Selected extract:
◆ ◆ ◆
Album Review: Tom Waits ‘Bad as Me’

by @thoughtontracks


“The truth is overrated. Avoid it at all costs.”

-Tom Waits

In a few short months, Tom Waits will turn 62 years young. In January of this year, he released a book of 23 poems. In March, he was inducted into the Rock and Roll Hall of Fame. On October 24th, he released his 19th studio album, Bad As Me.

The truth is, at any age, no one is as bad as Tom Waits.

Bad As Me enters popular culture amidst what, in many ways, is a Waits boom. His last studio record, Real Gone, was released in 2004. He subsequently released Orphans: Brawlers, Bawlers and Bastards, a collection of b-sides and oddities, in 2006 and Glitter and Doom, a live album, in 2009. It seems that, despite not releasing a studio record in seven years, Waits has ascended to a new height of renown, thanks in part to the highly acclaimed Orphans, but largely a result of his foray into Hollywood, playing roles in such films as Domino, Wristcutters: A Love Story, The Imaginarium of Doctor Parnassus, The Book of Eli and Le Tigre e la Neve. It is for this newfound popularity that Bad As Me stands to be his most commercially successful work yet, but for long-time fans, in waiting since 2004, Bad As Me is the scent of new blood in dry, dusty nostrils.
◆ ◆ ◆
Data records
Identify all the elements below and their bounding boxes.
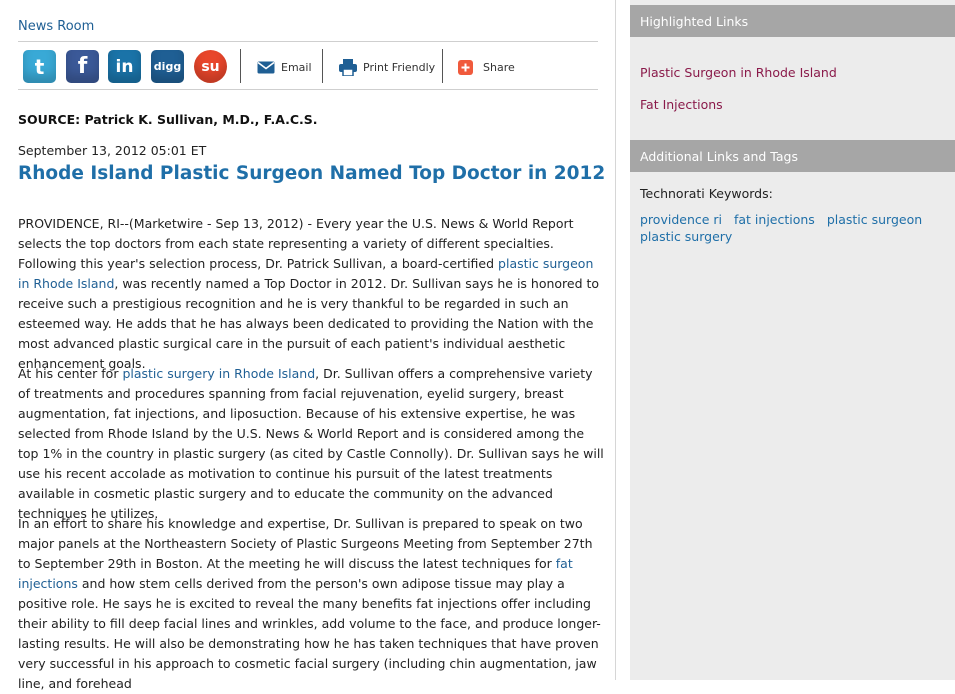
press-source: SOURCE: Patrick K. Sullivan, M.D., F.A.C… [18, 112, 318, 127]
article-paragraph-3: In an effort to share his knowledge and … [18, 516, 601, 691]
tag-providence-ri[interactable]: providence ri [640, 212, 722, 227]
plastic-surgery-in-rhode-island-link[interactable]: plastic surgery in Rhode Island [122, 366, 315, 381]
publish-date: September 13, 2012 05:01 ET [18, 143, 207, 158]
keyword-tags: providence ri fat injections plastic sur… [640, 211, 945, 245]
article-paragraph-2: At his center for plastic surgery in Rho… [18, 366, 604, 521]
facebook-icon[interactable]: f [66, 50, 99, 83]
twitter-icon[interactable]: t [23, 50, 56, 83]
toolbar-separator [322, 49, 323, 83]
highlighted-links-header: Highlighted Links [630, 5, 955, 37]
toolbar-separator [442, 49, 443, 83]
toolbar-separator [240, 49, 241, 83]
digg-icon[interactable]: digg [151, 50, 184, 83]
share-label: Share [483, 60, 515, 74]
highlighted-link-plastic-surgeon[interactable]: Plastic Surgeon in Rhode Island [640, 65, 837, 80]
article-paragraph-1: PROVIDENCE, RI--(Marketwire - Sep 13, 20… [18, 216, 600, 371]
highlighted-link-fat-injections[interactable]: Fat Injections [640, 97, 723, 112]
printer-icon [339, 58, 357, 76]
article-column: News Room t f in digg su Email Print Fri… [0, 0, 616, 691]
sidebar: Highlighted Links Plastic Surgeon in Rho… [630, 0, 955, 680]
article-headline: Rhode Island Plastic Surgeon Named Top D… [18, 163, 606, 184]
tag-plastic-surgeon[interactable]: plastic surgeon [827, 212, 922, 227]
envelope-icon [257, 61, 275, 73]
email-button[interactable]: Email [257, 57, 312, 77]
divider-top [18, 41, 598, 42]
email-label: Email [281, 60, 312, 74]
additional-links-header: Additional Links and Tags [630, 140, 955, 172]
share-toolbar: t f in digg su Email Print Friendly Shar… [18, 47, 598, 87]
tag-fat-injections[interactable]: fat injections [734, 212, 815, 227]
tag-plastic-surgery[interactable]: plastic surgery [640, 229, 732, 244]
print-label: Print Friendly [363, 60, 436, 74]
plus-share-icon [458, 59, 473, 75]
divider-bottom [18, 89, 598, 90]
technorati-keywords-label: Technorati Keywords: [640, 186, 773, 201]
linkedin-icon[interactable]: in [108, 50, 141, 83]
newsroom-link[interactable]: News Room [18, 19, 94, 34]
stumbleupon-icon[interactable]: su [194, 50, 227, 83]
print-friendly-button[interactable]: Print Friendly [339, 57, 435, 77]
share-button[interactable]: Share [458, 57, 515, 77]
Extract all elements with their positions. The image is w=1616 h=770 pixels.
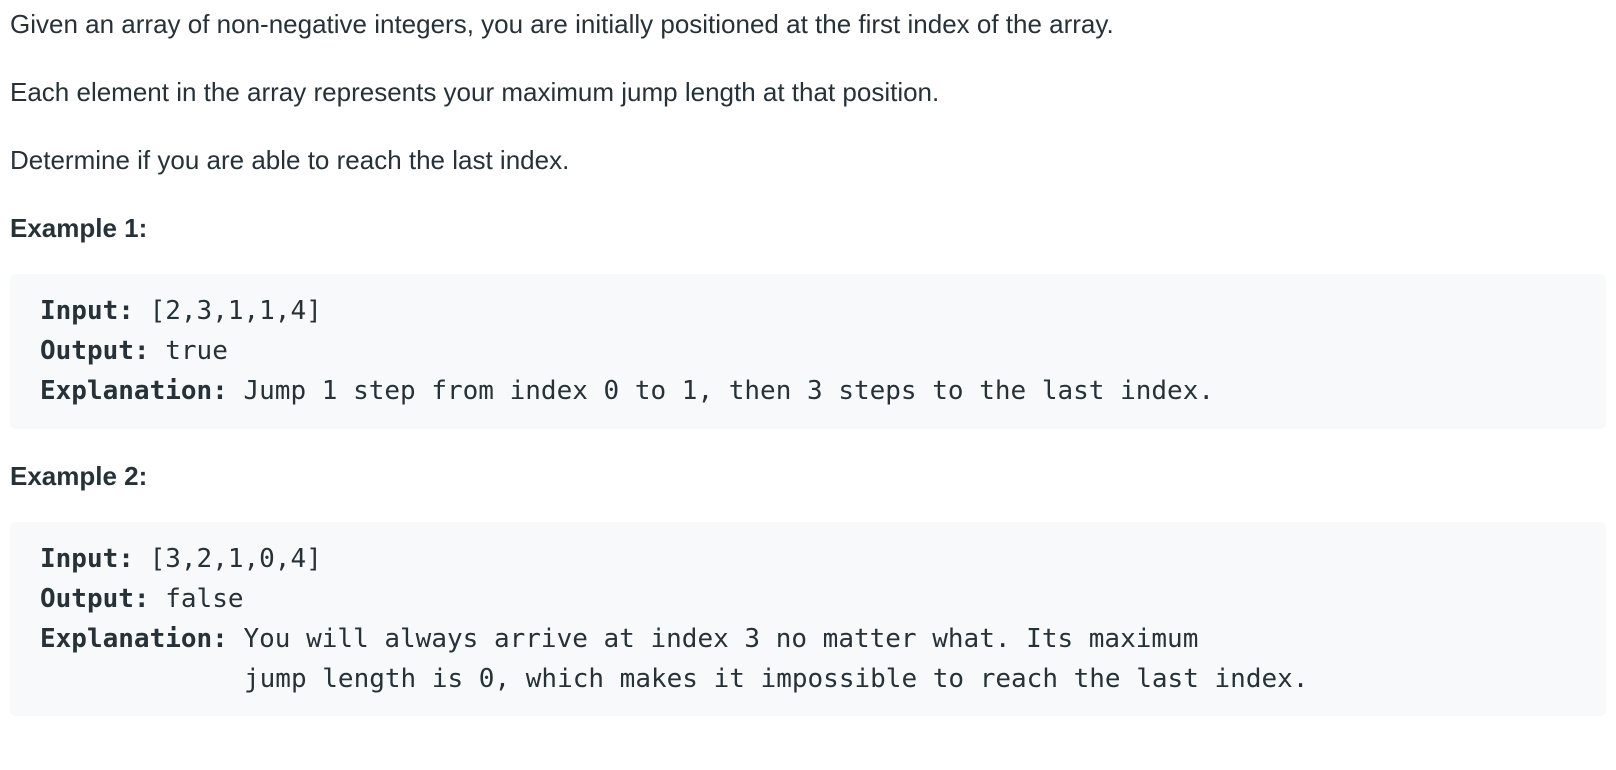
example-2-input-label: Input: bbox=[40, 544, 134, 574]
example-1-output-label: Output: bbox=[40, 336, 150, 366]
example-2-output-value: false bbox=[149, 584, 244, 614]
example-1-output-line: Output: true bbox=[40, 331, 1576, 371]
example-2-explanation-label: Explanation: bbox=[40, 624, 228, 654]
example-1-input-label: Input: bbox=[40, 296, 134, 326]
example-1-explanation-line: Explanation: Jump 1 step from index 0 to… bbox=[40, 371, 1576, 411]
example-1-code-block: Input: [2,3,1,1,4] Output: true Explanat… bbox=[10, 274, 1606, 429]
example-1-explanation-label: Explanation: bbox=[40, 376, 228, 406]
example-1-explanation-value: Jump 1 step from index 0 to 1, then 3 st… bbox=[227, 376, 1215, 406]
intro-line-1: Given an array of non-negative integers,… bbox=[10, 9, 1114, 39]
example-2-input-line: Input: [3,2,1,0,4] bbox=[40, 539, 1576, 579]
example-2-code-block: Input: [3,2,1,0,4] Output: false Explana… bbox=[10, 522, 1606, 716]
example-2-output-line: Output: false bbox=[40, 579, 1576, 619]
example-2-input-value: [3,2,1,0,4] bbox=[133, 544, 322, 574]
intro-line-2: Each element in the array represents you… bbox=[10, 77, 940, 107]
example-1-input-value: [2,3,1,1,4] bbox=[133, 296, 322, 326]
intro-line-3: Determine if you are able to reach the l… bbox=[10, 145, 570, 175]
example-2-explanation-continuation: jump length is 0, which makes it impossi… bbox=[244, 664, 1309, 694]
example-2-heading: Example 2: bbox=[10, 461, 148, 491]
example-2-output-label: Output: bbox=[40, 584, 150, 614]
example-1-heading: Example 1: bbox=[10, 213, 148, 243]
example-2-explanation-value: You will always arrive at index 3 no mat… bbox=[227, 624, 1199, 654]
example-1-output-value: true bbox=[149, 336, 228, 366]
example-2-explanation-line: Explanation: You will always arrive at i… bbox=[40, 619, 1576, 659]
example-1-input-line: Input: [2,3,1,1,4] bbox=[40, 291, 1576, 331]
◆ ◆ ◆
What you need to do:
1/ According to the album review, in what year did Tom Waits release his studio record Real Gone?
2/ Print the part of the album review between "Album Review: Tom" and "as Tom Waits.", inclusive.
You won't need the data records for any of this.

Full solutions:
1/ 2004

2/
Album Review: Tom Waits ‘Bad as Me’

by @thoughtontracks


“The truth is overrated. Avoid it at all costs.”

-Tom Waits

In a few short months, Tom Waits will turn 62 years young. In January of this year, he released a book of 23 poems. In March, he was inducted into the Rock and Roll Hall of Fame. On October 24th, he released his 19th studio album, Bad As Me.

The truth is, at any age, no one is as bad as Tom Waits.